:: What is expected ::
Below are some records. How many of their lines contain the string "name"? Give the number only.

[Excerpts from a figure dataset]
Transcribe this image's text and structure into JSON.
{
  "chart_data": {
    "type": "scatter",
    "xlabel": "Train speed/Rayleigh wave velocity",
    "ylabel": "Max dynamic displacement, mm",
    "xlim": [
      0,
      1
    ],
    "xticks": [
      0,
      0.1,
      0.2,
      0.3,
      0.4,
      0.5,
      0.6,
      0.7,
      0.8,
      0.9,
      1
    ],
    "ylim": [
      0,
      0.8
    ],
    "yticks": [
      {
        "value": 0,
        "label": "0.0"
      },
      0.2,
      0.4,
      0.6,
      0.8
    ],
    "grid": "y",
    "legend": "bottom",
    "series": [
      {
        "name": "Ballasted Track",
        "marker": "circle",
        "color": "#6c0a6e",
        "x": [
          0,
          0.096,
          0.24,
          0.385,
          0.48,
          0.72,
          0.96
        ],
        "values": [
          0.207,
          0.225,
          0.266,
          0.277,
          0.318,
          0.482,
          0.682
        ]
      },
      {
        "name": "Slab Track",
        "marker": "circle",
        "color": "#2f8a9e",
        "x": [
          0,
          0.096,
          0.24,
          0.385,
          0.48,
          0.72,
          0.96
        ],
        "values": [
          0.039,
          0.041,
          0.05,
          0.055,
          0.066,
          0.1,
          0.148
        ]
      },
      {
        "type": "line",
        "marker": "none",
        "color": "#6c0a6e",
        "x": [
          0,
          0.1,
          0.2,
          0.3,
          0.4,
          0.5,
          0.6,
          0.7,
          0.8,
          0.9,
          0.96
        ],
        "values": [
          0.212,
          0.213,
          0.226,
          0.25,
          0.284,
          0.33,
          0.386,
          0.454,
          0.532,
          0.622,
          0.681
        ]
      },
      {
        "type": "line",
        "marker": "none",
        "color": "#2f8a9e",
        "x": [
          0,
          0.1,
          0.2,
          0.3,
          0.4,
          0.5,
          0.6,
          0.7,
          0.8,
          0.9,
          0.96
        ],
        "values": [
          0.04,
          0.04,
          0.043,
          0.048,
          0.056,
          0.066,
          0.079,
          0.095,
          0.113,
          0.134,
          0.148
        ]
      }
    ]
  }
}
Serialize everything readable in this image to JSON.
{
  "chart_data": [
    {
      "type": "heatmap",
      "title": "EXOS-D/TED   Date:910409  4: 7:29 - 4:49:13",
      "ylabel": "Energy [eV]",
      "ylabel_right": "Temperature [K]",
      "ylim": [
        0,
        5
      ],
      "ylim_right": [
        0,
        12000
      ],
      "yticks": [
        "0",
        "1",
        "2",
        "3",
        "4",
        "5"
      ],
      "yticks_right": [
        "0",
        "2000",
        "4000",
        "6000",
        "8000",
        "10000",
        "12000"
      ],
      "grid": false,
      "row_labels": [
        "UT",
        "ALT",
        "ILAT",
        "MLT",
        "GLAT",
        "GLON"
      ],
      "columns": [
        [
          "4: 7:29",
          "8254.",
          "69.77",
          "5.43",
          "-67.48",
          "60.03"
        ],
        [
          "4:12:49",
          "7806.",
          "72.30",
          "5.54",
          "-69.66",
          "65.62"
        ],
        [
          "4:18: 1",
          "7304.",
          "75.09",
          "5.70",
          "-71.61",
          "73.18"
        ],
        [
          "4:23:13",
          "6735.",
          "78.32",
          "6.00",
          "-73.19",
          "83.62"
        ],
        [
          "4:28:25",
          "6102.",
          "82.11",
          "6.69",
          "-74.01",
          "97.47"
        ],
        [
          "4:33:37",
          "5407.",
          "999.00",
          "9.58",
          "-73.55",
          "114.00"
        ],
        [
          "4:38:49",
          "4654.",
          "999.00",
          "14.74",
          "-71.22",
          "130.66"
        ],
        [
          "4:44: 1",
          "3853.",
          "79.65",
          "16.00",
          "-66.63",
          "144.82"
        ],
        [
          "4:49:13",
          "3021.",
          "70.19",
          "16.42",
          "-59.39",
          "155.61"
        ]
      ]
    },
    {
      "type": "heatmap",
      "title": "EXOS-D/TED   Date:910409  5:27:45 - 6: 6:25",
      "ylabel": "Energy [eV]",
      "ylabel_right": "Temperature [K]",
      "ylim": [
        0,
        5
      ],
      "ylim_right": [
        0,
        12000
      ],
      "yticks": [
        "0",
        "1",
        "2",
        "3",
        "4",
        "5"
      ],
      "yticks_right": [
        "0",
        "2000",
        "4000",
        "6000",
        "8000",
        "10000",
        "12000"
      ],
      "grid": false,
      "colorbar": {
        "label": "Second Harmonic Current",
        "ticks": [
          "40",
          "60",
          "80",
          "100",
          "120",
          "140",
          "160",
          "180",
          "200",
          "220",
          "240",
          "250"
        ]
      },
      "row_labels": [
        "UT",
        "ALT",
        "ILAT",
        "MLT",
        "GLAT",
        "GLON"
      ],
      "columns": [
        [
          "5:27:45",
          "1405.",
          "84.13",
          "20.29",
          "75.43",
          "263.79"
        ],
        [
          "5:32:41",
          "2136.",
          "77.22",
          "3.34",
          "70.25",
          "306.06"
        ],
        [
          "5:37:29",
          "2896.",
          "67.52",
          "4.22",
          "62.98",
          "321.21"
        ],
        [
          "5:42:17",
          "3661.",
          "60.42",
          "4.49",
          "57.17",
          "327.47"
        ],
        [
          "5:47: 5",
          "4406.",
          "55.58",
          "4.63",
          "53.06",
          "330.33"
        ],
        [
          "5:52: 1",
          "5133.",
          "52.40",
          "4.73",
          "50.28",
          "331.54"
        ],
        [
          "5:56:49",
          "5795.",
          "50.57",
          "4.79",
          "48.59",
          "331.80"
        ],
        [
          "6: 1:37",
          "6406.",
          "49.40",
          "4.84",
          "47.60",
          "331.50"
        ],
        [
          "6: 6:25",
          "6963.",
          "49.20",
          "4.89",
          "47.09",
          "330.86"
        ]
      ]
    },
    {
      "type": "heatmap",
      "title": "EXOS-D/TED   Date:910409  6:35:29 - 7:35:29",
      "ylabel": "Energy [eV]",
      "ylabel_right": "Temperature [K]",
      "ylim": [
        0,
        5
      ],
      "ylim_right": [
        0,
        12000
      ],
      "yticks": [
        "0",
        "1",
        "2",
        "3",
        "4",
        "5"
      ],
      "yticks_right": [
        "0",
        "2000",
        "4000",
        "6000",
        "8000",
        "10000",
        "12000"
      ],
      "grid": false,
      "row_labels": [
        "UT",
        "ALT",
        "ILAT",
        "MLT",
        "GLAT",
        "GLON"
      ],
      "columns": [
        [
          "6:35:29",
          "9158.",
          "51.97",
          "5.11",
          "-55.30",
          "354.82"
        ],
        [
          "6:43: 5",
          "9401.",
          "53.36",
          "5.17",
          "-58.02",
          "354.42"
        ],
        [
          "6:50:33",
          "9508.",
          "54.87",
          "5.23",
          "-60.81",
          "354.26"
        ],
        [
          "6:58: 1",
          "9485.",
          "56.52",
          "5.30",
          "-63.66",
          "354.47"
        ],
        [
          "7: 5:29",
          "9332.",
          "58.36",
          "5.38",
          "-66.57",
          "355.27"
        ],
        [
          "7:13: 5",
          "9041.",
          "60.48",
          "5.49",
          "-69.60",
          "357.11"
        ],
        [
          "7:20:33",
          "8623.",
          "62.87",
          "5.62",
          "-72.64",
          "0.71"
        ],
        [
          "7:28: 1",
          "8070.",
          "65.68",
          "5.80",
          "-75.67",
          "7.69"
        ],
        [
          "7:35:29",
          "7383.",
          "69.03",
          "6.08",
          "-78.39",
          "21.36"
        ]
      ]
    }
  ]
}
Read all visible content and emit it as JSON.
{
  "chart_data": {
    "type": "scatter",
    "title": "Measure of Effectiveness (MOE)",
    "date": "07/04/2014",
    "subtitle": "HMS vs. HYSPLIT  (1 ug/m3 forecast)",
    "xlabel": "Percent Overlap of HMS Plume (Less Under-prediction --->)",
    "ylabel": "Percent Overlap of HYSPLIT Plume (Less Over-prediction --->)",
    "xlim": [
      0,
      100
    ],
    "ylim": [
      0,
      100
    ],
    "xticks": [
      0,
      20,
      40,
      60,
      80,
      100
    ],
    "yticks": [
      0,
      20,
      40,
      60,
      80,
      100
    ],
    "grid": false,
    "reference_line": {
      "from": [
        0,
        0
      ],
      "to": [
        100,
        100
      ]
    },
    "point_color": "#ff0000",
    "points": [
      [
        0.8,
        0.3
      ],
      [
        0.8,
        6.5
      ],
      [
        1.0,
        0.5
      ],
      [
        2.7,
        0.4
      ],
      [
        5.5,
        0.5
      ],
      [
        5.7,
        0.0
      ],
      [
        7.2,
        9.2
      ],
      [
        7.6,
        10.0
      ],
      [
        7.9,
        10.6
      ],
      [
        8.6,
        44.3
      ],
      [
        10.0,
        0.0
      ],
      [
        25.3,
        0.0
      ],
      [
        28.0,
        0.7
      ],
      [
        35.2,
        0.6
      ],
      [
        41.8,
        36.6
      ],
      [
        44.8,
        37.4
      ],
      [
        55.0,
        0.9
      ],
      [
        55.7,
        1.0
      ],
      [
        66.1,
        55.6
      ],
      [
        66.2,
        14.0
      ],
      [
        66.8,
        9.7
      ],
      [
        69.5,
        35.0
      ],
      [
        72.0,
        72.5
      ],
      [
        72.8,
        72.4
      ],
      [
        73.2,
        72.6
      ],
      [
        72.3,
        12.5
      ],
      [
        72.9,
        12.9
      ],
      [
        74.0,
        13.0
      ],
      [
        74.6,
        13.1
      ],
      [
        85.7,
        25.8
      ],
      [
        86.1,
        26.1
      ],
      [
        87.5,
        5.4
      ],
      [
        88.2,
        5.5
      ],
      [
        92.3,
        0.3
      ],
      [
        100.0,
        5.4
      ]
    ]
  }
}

:: Final answer ::
2